WHAT YOU SHOULD DO
Count lines, not occurrences: give the number of lines holding the word "стоянках", and nothing besides.

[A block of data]
■ ■ ■ ■
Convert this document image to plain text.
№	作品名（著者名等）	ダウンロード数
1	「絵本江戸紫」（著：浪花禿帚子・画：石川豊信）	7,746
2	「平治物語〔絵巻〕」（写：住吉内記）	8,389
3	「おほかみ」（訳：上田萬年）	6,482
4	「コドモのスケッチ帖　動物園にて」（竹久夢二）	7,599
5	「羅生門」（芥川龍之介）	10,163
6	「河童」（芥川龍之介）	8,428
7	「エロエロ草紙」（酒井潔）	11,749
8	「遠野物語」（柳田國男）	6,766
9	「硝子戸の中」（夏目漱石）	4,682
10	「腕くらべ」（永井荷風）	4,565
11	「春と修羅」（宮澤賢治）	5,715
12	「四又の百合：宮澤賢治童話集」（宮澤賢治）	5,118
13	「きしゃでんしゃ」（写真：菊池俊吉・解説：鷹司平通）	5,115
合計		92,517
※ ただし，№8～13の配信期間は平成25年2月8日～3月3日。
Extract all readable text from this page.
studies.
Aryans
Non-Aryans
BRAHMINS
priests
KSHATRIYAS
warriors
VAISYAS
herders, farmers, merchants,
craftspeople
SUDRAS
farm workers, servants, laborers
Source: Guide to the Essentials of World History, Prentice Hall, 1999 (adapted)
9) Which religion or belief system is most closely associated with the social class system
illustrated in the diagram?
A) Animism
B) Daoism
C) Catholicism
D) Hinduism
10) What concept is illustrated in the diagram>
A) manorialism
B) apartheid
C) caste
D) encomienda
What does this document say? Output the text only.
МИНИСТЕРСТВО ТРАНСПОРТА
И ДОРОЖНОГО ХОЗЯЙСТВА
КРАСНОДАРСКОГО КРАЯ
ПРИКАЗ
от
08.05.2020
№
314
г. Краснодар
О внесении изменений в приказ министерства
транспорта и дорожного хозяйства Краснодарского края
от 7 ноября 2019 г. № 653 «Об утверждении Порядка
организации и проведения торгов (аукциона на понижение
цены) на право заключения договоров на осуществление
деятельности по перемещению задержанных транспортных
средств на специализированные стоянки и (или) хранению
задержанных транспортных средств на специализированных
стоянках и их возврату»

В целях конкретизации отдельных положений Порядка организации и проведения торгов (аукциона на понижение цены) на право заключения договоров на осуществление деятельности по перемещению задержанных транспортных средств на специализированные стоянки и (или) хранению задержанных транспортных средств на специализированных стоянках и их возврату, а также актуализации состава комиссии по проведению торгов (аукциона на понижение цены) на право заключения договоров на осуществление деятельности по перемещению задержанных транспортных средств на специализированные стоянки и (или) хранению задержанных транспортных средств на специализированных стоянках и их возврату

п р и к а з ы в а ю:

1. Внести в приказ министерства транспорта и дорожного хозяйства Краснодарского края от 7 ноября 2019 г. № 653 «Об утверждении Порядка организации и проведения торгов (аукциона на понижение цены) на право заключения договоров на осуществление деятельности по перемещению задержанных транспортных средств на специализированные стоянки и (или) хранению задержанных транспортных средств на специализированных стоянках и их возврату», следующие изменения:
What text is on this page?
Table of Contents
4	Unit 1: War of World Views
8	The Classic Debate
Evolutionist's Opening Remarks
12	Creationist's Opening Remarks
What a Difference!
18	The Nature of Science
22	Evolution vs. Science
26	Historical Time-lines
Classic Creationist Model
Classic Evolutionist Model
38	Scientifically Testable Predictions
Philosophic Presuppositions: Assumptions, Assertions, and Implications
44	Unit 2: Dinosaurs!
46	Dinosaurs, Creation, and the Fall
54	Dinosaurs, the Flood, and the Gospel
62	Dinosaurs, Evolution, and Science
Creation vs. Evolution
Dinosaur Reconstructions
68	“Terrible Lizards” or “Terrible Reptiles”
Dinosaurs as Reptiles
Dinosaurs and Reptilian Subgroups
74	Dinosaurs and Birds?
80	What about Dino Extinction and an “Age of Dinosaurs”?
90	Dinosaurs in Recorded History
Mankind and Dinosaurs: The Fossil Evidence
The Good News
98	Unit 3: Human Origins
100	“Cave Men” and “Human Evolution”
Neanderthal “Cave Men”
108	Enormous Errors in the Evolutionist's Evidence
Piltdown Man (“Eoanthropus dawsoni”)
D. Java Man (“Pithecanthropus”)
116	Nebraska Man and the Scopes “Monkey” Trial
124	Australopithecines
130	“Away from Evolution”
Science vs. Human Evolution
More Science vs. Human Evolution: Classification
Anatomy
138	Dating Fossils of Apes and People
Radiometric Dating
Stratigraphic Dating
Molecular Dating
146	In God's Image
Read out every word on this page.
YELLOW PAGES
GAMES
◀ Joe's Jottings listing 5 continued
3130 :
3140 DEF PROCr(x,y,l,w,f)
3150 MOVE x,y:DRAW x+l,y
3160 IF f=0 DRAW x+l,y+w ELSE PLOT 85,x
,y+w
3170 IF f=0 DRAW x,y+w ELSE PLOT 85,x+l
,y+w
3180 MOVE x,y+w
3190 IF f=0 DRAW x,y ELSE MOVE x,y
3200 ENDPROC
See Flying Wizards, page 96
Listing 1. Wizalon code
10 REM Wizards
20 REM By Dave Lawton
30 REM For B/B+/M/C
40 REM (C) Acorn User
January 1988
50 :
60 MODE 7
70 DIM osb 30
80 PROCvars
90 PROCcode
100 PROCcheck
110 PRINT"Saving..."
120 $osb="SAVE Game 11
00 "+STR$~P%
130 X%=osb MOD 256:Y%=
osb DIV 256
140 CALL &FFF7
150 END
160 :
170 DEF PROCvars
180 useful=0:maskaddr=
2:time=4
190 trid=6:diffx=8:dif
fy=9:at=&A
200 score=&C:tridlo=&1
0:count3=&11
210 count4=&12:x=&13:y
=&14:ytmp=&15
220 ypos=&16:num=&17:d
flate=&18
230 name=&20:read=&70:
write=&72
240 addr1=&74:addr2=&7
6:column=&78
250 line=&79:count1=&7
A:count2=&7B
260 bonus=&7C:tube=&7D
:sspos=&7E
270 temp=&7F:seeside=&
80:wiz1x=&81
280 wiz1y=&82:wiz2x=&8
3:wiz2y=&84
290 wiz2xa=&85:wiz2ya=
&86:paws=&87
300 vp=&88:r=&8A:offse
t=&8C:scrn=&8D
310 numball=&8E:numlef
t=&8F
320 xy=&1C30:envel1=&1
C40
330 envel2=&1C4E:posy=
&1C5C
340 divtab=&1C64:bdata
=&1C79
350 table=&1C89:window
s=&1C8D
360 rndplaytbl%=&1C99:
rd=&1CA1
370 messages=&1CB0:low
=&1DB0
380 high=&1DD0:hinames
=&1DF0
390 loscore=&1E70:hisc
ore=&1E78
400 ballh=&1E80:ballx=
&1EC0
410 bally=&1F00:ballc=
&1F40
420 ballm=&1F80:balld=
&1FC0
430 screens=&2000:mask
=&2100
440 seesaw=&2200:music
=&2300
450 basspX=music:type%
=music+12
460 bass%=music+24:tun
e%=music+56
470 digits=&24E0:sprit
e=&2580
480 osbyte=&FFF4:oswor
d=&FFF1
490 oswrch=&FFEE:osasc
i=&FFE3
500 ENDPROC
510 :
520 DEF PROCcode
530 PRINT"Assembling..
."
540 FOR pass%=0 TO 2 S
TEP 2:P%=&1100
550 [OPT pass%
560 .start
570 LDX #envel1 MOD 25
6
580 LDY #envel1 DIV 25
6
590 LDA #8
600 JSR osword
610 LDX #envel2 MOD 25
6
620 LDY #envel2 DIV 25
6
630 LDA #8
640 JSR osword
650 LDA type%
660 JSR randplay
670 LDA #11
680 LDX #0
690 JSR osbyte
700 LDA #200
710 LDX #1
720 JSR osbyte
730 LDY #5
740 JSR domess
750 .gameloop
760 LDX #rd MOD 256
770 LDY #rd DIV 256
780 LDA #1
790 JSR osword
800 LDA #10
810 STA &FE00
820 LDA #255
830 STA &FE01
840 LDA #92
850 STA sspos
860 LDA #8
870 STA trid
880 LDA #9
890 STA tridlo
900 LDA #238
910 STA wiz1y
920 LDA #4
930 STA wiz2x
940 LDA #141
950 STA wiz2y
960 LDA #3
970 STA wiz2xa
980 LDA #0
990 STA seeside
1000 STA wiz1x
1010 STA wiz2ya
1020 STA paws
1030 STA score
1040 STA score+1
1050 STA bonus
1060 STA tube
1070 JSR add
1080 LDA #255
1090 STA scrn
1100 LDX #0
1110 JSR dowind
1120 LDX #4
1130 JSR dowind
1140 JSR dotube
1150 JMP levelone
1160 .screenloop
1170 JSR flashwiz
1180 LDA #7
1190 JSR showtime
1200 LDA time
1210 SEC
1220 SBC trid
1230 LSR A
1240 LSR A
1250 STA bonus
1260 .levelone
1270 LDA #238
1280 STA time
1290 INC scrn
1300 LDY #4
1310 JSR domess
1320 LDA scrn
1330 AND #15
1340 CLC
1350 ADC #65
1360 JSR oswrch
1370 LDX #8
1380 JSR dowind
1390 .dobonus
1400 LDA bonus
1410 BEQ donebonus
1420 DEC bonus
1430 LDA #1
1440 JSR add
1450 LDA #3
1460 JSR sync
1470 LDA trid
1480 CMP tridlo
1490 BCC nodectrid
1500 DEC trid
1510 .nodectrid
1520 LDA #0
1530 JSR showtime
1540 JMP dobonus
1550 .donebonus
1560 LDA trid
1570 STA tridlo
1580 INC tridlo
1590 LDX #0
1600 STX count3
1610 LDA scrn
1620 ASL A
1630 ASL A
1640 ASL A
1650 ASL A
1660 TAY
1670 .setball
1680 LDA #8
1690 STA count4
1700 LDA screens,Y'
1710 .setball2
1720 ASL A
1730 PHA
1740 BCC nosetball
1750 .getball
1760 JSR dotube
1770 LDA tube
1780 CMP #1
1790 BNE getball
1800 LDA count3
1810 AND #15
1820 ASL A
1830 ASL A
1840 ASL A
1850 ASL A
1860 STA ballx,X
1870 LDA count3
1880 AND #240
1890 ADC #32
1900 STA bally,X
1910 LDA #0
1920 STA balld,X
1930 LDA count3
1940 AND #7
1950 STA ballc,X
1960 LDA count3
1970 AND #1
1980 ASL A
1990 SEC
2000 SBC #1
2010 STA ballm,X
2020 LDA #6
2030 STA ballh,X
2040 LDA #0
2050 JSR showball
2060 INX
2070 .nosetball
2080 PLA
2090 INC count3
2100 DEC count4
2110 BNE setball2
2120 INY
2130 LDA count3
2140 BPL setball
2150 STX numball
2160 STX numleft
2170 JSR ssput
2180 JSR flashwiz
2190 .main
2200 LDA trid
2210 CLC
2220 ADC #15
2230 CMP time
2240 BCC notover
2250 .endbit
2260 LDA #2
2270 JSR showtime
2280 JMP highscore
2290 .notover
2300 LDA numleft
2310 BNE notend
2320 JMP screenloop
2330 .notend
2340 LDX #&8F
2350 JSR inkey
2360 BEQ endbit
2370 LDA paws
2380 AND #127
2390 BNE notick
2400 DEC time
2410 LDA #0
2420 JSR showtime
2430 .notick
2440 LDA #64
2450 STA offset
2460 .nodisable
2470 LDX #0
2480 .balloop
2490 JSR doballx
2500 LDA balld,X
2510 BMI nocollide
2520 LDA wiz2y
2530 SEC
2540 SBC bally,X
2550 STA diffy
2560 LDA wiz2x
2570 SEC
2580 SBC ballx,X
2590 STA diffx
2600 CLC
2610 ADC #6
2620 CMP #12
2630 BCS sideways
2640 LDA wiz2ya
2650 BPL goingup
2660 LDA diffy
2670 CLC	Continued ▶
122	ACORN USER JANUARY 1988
■ ■ ■ ■
OUTPUT OF THE EXERCISE
3